Go through the entries below and write each one out exactly.

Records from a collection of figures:
--- START ---
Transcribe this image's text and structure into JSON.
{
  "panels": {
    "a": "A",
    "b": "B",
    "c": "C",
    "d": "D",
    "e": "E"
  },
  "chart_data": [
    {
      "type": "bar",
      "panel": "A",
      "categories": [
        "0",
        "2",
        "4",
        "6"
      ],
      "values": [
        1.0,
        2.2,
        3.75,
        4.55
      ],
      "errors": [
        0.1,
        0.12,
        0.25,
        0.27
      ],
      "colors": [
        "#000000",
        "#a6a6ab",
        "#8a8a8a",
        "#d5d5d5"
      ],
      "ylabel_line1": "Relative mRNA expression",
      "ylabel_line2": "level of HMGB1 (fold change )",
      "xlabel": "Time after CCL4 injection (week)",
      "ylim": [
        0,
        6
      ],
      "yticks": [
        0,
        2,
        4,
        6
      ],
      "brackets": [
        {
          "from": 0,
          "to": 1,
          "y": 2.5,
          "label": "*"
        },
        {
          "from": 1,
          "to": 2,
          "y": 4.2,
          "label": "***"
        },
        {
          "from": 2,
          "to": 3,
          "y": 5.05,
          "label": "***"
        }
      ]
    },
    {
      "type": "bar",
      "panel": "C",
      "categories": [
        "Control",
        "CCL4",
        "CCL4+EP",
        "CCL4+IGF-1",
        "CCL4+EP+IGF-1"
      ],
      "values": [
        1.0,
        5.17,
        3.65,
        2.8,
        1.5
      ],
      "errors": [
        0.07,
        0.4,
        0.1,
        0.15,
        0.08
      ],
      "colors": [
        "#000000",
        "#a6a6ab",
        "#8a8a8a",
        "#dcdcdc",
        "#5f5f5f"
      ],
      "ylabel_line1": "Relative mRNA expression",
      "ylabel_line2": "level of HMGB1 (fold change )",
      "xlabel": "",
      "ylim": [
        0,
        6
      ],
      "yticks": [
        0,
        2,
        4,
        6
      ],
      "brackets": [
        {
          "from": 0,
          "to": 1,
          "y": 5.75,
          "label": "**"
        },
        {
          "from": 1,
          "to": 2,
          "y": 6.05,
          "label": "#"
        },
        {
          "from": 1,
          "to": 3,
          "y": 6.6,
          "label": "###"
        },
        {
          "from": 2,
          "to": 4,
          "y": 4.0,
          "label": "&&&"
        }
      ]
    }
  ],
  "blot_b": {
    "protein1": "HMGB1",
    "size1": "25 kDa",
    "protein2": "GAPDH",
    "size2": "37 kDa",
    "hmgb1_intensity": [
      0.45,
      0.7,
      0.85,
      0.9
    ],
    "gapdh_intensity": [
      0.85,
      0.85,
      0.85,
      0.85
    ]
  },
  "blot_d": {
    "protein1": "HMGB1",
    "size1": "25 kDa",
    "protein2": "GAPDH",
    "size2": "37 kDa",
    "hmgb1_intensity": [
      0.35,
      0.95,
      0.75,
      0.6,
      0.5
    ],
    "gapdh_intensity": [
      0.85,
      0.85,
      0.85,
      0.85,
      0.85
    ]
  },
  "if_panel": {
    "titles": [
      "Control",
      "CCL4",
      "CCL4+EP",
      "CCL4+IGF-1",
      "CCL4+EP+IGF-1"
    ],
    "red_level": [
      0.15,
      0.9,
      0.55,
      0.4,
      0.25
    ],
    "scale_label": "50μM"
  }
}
--- END ---
Exercise answer »
Transcribe this image's text and structure into JSON.
{
  "panels": {
    "a": "A",
    "b": "B",
    "c": "C",
    "d": "D",
    "e": "E"
  },
  "chart_data": [
    {
      "type": "bar",
      "panel": "A",
      "categories": [
        "0",
        "2",
        "4",
        "6"
      ],
      "values": [
        1.0,
        2.2,
        3.75,
        4.55
      ],
      "errors": [
        0.1,
        0.12,
        0.25,
        0.27
      ],
      "colors": [
        "#000000",
        "#a6a6ab",
        "#8a8a8a",
        "#d5d5d5"
      ],
      "ylabel_line1": "Relative mRNA expression",
      "ylabel_line2": "level of HMGB1 (fold change )",
      "xlabel": "Time after CCL4 injection (week)",
      "ylim": [
        0,
        6
      ],
      "yticks": [
        0,
        2,
        4,
        6
      ],
      "brackets": [
        {
          "from": 0,
          "to": 1,
          "y": 2.5,
          "label": "*"
        },
        {
          "from": 1,
          "to": 2,
          "y": 4.2,
          "label": "***"
        },
        {
          "from": 2,
          "to": 3,
          "y": 5.05,
          "label": "***"
        }
      ]
    },
    {
      "type": "bar",
      "panel": "C",
      "categories": [
        "Control",
        "CCL4",
        "CCL4+EP",
        "CCL4+IGF-1",
        "CCL4+EP+IGF-1"
      ],
      "values": [
        1.0,
        5.17,
        3.65,
        2.8,
        1.5
      ],
      "errors": [
        0.07,
        0.4,
        0.1,
        0.15,
        0.08
      ],
      "colors": [
        "#000000",
        "#a6a6ab",
        "#8a8a8a",
        "#dcdcdc",
        "#5f5f5f"
      ],
      "ylabel_line1": "Relative mRNA expression",
      "ylabel_line2": "level of HMGB1 (fold change )",
      "xlabel": "",
      "ylim": [
        0,
        6
      ],
      "yticks": [
        0,
        2,
        4,
        6
      ],
      "brackets": [
        {
          "from": 0,
          "to": 1,
          "y": 5.75,
          "label": "**"
        },
        {
          "from": 1,
          "to": 2,
          "y": 6.05,
          "label": "#"
        },
        {
          "from": 1,
          "to": 3,
          "y": 6.6,
          "label": "###"
        },
        {
          "from": 2,
          "to": 4,
          "y": 4.0,
          "label": "&&&"
        }
      ]
    }
  ],
  "blot_b": {
    "protein1": "HMGB1",
    "size1": "25 kDa",
    "protein2": "GAPDH",
    "size2": "37 kDa",
    "hmgb1_intensity": [
      0.45,
      0.7,
      0.85,
      0.9
    ],
    "gapdh_intensity": [
      0.85,
      0.85,
      0.85,
      0.85
    ]
  },
  "blot_d": {
    "protein1": "HMGB1",
    "size1": "25 kDa",
    "protein2": "GAPDH",
    "size2": "37 kDa",
    "hmgb1_intensity": [
      0.35,
      0.95,
      0.75,
      0.6,
      0.5
    ],
    "gapdh_intensity": [
      0.85,
      0.85,
      0.85,
      0.85,
      0.85
    ]
  },
  "if_panel": {
    "titles": [
      "Control",
      "CCL4",
      "CCL4+EP",
      "CCL4+IGF-1",
      "CCL4+EP+IGF-1"
    ],
    "red_level": [
      0.15,
      0.9,
      0.55,
      0.4,
      0.25
    ],
    "scale_label": "50μM"
  }
}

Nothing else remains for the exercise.